++++ LISTING

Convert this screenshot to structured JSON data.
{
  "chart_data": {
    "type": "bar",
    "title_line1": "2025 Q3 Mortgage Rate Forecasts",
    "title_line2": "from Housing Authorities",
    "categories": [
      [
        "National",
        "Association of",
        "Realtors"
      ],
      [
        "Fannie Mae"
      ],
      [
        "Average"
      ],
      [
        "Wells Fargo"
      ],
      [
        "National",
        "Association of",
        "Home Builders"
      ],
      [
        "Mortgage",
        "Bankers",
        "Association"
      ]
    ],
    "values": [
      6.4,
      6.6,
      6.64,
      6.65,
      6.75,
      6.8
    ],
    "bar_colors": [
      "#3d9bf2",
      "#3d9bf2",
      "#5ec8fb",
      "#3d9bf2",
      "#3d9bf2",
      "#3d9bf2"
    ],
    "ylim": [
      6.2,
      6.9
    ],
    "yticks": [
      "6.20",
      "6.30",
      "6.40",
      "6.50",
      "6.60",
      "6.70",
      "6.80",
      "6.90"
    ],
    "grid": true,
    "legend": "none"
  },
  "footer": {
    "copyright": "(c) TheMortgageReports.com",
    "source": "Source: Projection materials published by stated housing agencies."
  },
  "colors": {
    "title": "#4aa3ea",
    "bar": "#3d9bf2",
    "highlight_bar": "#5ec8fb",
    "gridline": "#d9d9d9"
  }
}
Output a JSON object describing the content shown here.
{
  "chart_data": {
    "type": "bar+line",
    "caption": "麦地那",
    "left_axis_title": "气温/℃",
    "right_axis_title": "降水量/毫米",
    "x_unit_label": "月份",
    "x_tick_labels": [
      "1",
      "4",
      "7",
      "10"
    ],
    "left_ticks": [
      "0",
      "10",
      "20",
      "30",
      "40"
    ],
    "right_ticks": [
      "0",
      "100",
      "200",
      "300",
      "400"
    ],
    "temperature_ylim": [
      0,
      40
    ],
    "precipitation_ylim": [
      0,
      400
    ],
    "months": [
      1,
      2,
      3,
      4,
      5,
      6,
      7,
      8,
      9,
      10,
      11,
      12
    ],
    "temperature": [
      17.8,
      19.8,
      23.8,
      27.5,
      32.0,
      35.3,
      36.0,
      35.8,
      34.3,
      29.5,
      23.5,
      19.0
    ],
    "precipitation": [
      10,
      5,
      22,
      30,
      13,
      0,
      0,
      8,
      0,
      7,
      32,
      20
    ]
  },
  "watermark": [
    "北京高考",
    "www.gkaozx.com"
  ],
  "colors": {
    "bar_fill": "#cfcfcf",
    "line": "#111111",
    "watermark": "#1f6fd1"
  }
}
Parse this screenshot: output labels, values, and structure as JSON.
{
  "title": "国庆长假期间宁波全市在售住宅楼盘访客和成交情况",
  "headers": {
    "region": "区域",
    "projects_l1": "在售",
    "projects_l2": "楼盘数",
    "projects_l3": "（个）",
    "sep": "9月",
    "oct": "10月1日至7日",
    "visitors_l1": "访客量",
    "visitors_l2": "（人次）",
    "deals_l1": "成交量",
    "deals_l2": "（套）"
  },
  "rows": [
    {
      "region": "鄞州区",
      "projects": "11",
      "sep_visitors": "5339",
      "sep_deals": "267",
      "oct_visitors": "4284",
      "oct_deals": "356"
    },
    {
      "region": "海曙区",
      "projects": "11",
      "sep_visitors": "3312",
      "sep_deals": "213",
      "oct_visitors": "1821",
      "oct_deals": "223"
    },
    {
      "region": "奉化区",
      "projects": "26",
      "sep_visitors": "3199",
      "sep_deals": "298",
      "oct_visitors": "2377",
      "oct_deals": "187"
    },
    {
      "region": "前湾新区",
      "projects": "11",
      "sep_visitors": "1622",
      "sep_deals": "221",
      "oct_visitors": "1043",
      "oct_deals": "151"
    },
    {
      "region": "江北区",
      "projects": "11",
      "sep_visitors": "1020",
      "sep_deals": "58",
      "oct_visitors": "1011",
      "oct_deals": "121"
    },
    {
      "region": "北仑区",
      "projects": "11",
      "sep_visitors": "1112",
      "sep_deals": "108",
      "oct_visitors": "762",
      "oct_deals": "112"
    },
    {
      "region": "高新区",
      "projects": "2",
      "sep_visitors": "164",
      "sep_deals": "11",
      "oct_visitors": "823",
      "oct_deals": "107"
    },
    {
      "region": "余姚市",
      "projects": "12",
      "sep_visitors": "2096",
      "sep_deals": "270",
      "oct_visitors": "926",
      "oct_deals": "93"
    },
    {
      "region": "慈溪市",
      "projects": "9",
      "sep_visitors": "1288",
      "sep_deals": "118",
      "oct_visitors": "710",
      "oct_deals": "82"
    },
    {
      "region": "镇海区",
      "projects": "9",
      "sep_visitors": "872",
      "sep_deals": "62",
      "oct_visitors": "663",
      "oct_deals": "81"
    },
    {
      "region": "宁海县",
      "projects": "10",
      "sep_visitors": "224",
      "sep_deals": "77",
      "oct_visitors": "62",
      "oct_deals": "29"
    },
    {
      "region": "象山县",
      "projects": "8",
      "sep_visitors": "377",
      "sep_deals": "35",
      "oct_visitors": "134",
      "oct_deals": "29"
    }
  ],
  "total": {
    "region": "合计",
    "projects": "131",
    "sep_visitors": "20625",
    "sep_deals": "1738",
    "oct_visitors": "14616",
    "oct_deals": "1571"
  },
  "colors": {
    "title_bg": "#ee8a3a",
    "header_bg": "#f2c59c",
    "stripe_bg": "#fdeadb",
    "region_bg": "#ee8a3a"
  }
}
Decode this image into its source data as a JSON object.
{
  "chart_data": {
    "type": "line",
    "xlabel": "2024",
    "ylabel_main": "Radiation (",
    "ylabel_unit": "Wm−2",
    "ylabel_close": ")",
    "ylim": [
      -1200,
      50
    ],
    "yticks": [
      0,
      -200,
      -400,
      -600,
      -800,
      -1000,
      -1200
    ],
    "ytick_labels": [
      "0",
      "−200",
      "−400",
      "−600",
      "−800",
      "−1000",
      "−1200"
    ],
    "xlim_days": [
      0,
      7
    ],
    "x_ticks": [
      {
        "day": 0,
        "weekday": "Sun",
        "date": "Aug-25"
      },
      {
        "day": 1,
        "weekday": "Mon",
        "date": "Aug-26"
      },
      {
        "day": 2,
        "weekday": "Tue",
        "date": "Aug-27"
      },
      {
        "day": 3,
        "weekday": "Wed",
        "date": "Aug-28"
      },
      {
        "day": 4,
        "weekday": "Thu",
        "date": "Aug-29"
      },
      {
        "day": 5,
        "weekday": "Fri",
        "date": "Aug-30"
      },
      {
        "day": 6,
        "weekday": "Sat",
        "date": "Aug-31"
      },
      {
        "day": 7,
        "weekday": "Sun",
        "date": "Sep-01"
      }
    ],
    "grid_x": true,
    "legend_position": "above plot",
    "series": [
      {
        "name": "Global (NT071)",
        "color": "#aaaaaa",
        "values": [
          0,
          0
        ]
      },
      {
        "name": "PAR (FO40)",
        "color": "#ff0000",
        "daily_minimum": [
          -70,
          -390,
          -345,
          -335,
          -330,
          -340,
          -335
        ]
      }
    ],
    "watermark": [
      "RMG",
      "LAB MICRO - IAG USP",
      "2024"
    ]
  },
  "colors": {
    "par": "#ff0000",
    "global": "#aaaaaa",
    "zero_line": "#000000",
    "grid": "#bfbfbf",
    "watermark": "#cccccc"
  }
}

++++++++

Each line above must be printed exactly as it appears.

Convert this screenshot to structured JSON data.
{
  "chart_data": {
    "type": "bar",
    "title_line1": "2025 Q3 Mortgage Rate Forecasts",
    "title_line2": "from Housing Authorities",
    "categories": [
      [
        "National",
        "Association of",
        "Realtors"
      ],
      [
        "Fannie Mae"
      ],
      [
        "Average"
      ],
      [
        "Wells Fargo"
      ],
      [
        "National",
        "Association of",
        "Home Builders"
      ],
      [
        "Mortgage",
        "Bankers",
        "Association"
      ]
    ],
    "values": [
      6.4,
      6.6,
      6.64,
      6.65,
      6.75,
      6.8
    ],
    "bar_colors": [
      "#3d9bf2",
      "#3d9bf2",
      "#5ec8fb",
      "#3d9bf2",
      "#3d9bf2",
      "#3d9bf2"
    ],
    "ylim": [
      6.2,
      6.9
    ],
    "yticks": [
      "6.20",
      "6.30",
      "6.40",
      "6.50",
      "6.60",
      "6.70",
      "6.80",
      "6.90"
    ],
    "grid": true,
    "legend": "none"
  },
  "footer": {
    "copyright": "(c) TheMortgageReports.com",
    "source": "Source: Projection materials published by stated housing agencies."
  },
  "colors": {
    "title": "#4aa3ea",
    "bar": "#3d9bf2",
    "highlight_bar": "#5ec8fb",
    "gridline": "#d9d9d9"
  }
}
Output a JSON object describing the content shown here.
{
  "chart_data": {
    "type": "bar+line",
    "caption": "麦地那",
    "left_axis_title": "气温/℃",
    "right_axis_title": "降水量/毫米",
    "x_unit_label": "月份",
    "x_tick_labels": [
      "1",
      "4",
      "7",
      "10"
    ],
    "left_ticks": [
      "0",
      "10",
      "20",
      "30",
      "40"
    ],
    "right_ticks": [
      "0",
      "100",
      "200",
      "300",
      "400"
    ],
    "temperature_ylim": [
      0,
      40
    ],
    "precipitation_ylim": [
      0,
      400
    ],
    "months": [
      1,
      2,
      3,
      4,
      5,
      6,
      7,
      8,
      9,
      10,
      11,
      12
    ],
    "temperature": [
      17.8,
      19.8,
      23.8,
      27.5,
      32.0,
      35.3,
      36.0,
      35.8,
      34.3,
      29.5,
      23.5,
      19.0
    ],
    "precipitation": [
      10,
      5,
      22,
      30,
      13,
      0,
      0,
      8,
      0,
      7,
      32,
      20
    ]
  },
  "watermark": [
    "北京高考",
    "www.gkaozx.com"
  ],
  "colors": {
    "bar_fill": "#cfcfcf",
    "line": "#111111",
    "watermark": "#1f6fd1"
  }
}
Parse this screenshot: output labels, values, and structure as JSON.
{
  "title": "国庆长假期间宁波全市在售住宅楼盘访客和成交情况",
  "headers": {
    "region": "区域",
    "projects_l1": "在售",
    "projects_l2": "楼盘数",
    "projects_l3": "（个）",
    "sep": "9月",
    "oct": "10月1日至7日",
    "visitors_l1": "访客量",
    "visitors_l2": "（人次）",
    "deals_l1": "成交量",
    "deals_l2": "（套）"
  },
  "rows": [
    {
      "region": "鄞州区",
      "projects": "11",
      "sep_visitors": "5339",
      "sep_deals": "267",
      "oct_visitors": "4284",
      "oct_deals": "356"
    },
    {
      "region": "海曙区",
      "projects": "11",
      "sep_visitors": "3312",
      "sep_deals": "213",
      "oct_visitors": "1821",
      "oct_deals": "223"
    },
    {
      "region": "奉化区",
      "projects": "26",
      "sep_visitors": "3199",
      "sep_deals": "298",
      "oct_visitors": "2377",
      "oct_deals": "187"
    },
    {
      "region": "前湾新区",
      "projects": "11",
      "sep_visitors": "1622",
      "sep_deals": "221",
      "oct_visitors": "1043",
      "oct_deals": "151"
    },
    {
      "region": "江北区",
      "projects": "11",
      "sep_visitors": "1020",
      "sep_deals": "58",
      "oct_visitors": "1011",
      "oct_deals": "121"
    },
    {
      "region": "北仑区",
      "projects": "11",
      "sep_visitors": "1112",
      "sep_deals": "108",
      "oct_visitors": "762",
      "oct_deals": "112"
    },
    {
      "region": "高新区",
      "projects": "2",
      "sep_visitors": "164",
      "sep_deals": "11",
      "oct_visitors": "823",
      "oct_deals": "107"
    },
    {
      "region": "余姚市",
      "projects": "12",
      "sep_visitors": "2096",
      "sep_deals": "270",
      "oct_visitors": "926",
      "oct_deals": "93"
    },
    {
      "region": "慈溪市",
      "projects": "9",
      "sep_visitors": "1288",
      "sep_deals": "118",
      "oct_visitors": "710",
      "oct_deals": "82"
    },
    {
      "region": "镇海区",
      "projects": "9",
      "sep_visitors": "872",
      "sep_deals": "62",
      "oct_visitors": "663",
      "oct_deals": "81"
    },
    {
      "region": "宁海县",
      "projects": "10",
      "sep_visitors": "224",
      "sep_deals": "77",
      "oct_visitors": "62",
      "oct_deals": "29"
    },
    {
      "region": "象山县",
      "projects": "8",
      "sep_visitors": "377",
      "sep_deals": "35",
      "oct_visitors": "134",
      "oct_deals": "29"
    }
  ],
  "total": {
    "region": "合计",
    "projects": "131",
    "sep_visitors": "20625",
    "sep_deals": "1738",
    "oct_visitors": "14616",
    "oct_deals": "1571"
  },
  "colors": {
    "title_bg": "#ee8a3a",
    "header_bg": "#f2c59c",
    "stripe_bg": "#fdeadb",
    "region_bg": "#ee8a3a"
  }
}
Decode this image into its source data as a JSON object.
{
  "chart_data": {
    "type": "line",
    "xlabel": "2024",
    "ylabel_main": "Radiation (",
    "ylabel_unit": "Wm−2",
    "ylabel_close": ")",
    "ylim": [
      -1200,
      50
    ],
    "yticks": [
      0,
      -200,
      -400,
      -600,
      -800,
      -1000,
      -1200
    ],
    "ytick_labels": [
      "0",
      "−200",
      "−400",
      "−600",
      "−800",
      "−1000",
      "−1200"
    ],
    "xlim_days": [
      0,
      7
    ],
    "x_ticks": [
      {
        "day": 0,
        "weekday": "Sun",
        "date": "Aug-25"
      },
      {
        "day": 1,
        "weekday": "Mon",
        "date": "Aug-26"
      },
      {
        "day": 2,
        "weekday": "Tue",
        "date": "Aug-27"
      },
      {
        "day": 3,
        "weekday": "Wed",
        "date": "Aug-28"
      },
      {
        "day": 4,
        "weekday": "Thu",
        "date": "Aug-29"
      },
      {
        "day": 5,
        "weekday": "Fri",
        "date": "Aug-30"
      },
      {
        "day": 6,
        "weekday": "Sat",
        "date": "Aug-31"
      },
      {
        "day": 7,
        "weekday": "Sun",
        "date": "Sep-01"
      }
    ],
    "grid_x": true,
    "legend_position": "above plot",
    "series": [
      {
        "name": "Global (NT071)",
        "color": "#aaaaaa",
        "values": [
          0,
          0
        ]
      },
      {
        "name": "PAR (FO40)",
        "color": "#ff0000",
        "daily_minimum": [
          -70,
          -390,
          -345,
          -335,
          -330,
          -340,
          -335
        ]
      }
    ],
    "watermark": [
      "RMG",
      "LAB MICRO - IAG USP",
      "2024"
    ]
  },
  "colors": {
    "par": "#ff0000",
    "global": "#aaaaaa",
    "zero_line": "#000000",
    "grid": "#bfbfbf",
    "watermark": "#cccccc"
  }
}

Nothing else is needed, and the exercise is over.